* [Work to be completed]
From the entries below, copy out every line with "color" in it.

— START OF Records to process —

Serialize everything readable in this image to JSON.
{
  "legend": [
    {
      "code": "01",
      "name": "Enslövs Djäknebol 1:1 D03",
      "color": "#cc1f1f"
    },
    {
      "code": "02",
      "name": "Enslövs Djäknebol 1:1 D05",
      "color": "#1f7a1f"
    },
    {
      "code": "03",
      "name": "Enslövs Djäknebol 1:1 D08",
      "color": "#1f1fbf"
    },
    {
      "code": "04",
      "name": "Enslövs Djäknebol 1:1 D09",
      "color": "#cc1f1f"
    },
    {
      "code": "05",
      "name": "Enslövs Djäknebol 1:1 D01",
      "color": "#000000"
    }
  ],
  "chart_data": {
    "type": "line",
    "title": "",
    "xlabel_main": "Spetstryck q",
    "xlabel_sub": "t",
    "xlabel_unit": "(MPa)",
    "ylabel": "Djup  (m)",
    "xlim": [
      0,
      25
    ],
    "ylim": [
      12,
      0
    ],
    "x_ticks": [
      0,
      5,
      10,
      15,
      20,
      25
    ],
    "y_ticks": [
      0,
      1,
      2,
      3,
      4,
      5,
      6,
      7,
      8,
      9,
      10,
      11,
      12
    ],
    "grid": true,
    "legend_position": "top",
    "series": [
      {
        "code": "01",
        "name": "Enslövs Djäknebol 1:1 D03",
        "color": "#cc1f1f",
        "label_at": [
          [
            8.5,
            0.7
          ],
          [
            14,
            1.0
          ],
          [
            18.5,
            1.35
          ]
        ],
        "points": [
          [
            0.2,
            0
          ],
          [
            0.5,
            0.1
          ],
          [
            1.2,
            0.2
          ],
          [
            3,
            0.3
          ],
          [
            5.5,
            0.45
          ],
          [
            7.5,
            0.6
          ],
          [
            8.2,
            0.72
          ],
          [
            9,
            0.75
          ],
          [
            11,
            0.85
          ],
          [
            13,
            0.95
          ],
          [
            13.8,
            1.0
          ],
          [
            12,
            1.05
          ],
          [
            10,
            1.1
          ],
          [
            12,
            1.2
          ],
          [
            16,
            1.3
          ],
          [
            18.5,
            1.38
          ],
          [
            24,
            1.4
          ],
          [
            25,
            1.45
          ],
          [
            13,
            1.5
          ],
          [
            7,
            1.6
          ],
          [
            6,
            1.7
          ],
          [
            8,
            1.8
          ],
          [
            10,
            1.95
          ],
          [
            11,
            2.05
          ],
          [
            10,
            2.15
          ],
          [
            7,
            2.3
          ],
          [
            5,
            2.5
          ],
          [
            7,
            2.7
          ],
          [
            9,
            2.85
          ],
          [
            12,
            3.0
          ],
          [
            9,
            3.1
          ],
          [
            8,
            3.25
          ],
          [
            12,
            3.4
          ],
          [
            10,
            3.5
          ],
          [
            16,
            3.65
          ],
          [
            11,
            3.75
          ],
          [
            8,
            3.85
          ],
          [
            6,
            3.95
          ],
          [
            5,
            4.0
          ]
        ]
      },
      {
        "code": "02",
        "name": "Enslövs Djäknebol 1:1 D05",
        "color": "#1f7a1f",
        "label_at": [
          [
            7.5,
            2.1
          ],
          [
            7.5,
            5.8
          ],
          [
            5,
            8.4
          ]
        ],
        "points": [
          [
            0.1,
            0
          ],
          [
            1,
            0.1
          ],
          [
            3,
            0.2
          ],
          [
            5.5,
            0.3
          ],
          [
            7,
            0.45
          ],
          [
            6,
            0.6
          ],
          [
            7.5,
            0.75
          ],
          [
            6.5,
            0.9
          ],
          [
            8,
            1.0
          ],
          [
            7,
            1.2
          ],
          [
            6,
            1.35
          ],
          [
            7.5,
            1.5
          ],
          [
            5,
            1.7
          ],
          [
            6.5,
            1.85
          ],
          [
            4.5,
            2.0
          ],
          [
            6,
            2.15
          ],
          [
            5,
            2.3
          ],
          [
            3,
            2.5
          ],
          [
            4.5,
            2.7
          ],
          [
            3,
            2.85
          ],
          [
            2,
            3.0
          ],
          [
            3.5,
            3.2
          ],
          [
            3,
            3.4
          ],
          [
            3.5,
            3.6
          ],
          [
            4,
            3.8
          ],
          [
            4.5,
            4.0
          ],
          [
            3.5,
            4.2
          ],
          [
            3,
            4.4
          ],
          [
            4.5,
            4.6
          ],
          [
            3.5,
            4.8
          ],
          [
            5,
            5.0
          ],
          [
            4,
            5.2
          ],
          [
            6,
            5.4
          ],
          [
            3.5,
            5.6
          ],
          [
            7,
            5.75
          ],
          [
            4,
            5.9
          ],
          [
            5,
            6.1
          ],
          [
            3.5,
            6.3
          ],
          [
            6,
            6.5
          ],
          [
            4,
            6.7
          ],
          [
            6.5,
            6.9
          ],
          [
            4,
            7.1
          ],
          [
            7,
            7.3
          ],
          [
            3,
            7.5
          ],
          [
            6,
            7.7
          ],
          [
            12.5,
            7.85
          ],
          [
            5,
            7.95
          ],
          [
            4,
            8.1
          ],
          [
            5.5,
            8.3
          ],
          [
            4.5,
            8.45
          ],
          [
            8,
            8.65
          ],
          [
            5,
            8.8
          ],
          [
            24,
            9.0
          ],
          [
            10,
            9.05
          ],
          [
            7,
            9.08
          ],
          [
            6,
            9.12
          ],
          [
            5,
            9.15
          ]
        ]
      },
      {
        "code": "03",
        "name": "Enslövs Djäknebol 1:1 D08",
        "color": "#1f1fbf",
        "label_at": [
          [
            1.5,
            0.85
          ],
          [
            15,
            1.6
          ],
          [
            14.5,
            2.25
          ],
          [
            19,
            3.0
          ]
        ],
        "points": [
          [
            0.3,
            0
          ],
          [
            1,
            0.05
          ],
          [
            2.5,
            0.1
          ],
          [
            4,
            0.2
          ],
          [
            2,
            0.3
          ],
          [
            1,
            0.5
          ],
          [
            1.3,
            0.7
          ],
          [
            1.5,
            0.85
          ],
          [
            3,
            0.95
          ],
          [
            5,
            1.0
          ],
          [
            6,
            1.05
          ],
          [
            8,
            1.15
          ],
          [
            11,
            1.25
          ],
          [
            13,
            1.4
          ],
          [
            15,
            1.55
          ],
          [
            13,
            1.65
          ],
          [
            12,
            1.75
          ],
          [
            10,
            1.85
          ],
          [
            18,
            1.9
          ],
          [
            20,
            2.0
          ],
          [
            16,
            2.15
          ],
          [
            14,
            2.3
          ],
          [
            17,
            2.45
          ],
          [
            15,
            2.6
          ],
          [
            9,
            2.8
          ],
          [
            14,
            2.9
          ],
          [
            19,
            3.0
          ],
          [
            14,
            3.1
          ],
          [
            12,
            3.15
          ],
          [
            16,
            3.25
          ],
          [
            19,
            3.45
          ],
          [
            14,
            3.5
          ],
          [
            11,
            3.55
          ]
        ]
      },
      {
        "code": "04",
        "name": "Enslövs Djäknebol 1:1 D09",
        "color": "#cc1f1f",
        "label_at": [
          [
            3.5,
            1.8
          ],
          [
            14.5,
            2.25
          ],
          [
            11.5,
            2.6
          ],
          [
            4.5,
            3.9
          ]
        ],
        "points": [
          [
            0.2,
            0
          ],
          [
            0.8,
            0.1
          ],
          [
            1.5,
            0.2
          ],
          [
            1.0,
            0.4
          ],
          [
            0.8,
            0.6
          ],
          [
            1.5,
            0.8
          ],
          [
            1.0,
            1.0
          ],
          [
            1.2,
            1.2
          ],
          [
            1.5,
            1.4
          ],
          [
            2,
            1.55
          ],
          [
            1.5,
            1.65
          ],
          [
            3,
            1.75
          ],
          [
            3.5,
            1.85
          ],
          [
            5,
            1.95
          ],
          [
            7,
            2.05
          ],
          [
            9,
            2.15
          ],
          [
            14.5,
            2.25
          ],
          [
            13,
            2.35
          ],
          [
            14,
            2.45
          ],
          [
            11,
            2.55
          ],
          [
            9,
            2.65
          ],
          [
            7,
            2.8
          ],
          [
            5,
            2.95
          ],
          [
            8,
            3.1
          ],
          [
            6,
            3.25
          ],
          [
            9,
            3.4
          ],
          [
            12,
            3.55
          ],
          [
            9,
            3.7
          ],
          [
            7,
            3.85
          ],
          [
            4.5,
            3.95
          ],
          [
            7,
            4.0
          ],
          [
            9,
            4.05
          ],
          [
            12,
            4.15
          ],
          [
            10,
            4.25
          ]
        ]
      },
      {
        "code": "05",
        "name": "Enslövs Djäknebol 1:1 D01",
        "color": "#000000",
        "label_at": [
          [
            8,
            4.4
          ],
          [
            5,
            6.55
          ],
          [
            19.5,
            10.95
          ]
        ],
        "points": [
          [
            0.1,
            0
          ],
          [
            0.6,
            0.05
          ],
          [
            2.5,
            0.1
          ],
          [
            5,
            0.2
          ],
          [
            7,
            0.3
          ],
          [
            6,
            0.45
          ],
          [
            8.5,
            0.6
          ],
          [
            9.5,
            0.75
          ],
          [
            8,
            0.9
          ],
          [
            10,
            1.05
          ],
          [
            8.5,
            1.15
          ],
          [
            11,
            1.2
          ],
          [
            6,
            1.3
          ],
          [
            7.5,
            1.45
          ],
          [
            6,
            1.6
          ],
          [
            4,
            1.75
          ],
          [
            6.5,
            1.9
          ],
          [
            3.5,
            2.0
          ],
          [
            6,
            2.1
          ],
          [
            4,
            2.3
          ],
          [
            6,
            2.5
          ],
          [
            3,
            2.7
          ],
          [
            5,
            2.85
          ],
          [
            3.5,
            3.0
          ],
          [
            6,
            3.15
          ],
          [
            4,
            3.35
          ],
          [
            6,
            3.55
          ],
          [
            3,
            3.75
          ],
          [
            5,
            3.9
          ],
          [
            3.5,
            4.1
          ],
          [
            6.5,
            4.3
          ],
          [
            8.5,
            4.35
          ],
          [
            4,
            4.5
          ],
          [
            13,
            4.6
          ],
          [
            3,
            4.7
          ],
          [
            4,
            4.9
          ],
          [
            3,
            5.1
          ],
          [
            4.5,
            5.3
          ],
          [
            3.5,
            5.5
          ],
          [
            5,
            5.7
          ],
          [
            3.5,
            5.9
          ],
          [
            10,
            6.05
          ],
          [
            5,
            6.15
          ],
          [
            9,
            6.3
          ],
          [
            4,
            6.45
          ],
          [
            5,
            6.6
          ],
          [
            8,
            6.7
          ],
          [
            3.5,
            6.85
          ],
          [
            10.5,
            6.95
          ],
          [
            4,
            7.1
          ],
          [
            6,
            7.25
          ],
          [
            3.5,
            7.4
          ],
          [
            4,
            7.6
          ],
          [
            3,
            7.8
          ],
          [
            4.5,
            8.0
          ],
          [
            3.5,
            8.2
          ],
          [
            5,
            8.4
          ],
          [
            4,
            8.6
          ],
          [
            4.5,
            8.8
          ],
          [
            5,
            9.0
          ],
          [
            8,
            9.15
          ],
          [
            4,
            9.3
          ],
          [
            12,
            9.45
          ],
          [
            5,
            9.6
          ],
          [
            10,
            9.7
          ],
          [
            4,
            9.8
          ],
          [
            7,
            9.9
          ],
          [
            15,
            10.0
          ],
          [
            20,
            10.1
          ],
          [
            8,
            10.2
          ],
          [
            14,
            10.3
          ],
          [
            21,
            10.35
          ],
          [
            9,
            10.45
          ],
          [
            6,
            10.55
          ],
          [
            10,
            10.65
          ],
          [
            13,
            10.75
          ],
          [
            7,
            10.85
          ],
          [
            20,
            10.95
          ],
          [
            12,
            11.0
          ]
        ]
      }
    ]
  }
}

— END OF Records to process —

* [The answer]
      "color": "#cc1f1f"
      "color": "#1f7a1f"
      "color": "#1f1fbf"
      "color": "#cc1f1f"
      "color": "#000000"
        "color": "#cc1f1f",
        "color": "#1f7a1f",
        "color": "#1f1fbf",
        "color": "#cc1f1f",
        "color": "#000000",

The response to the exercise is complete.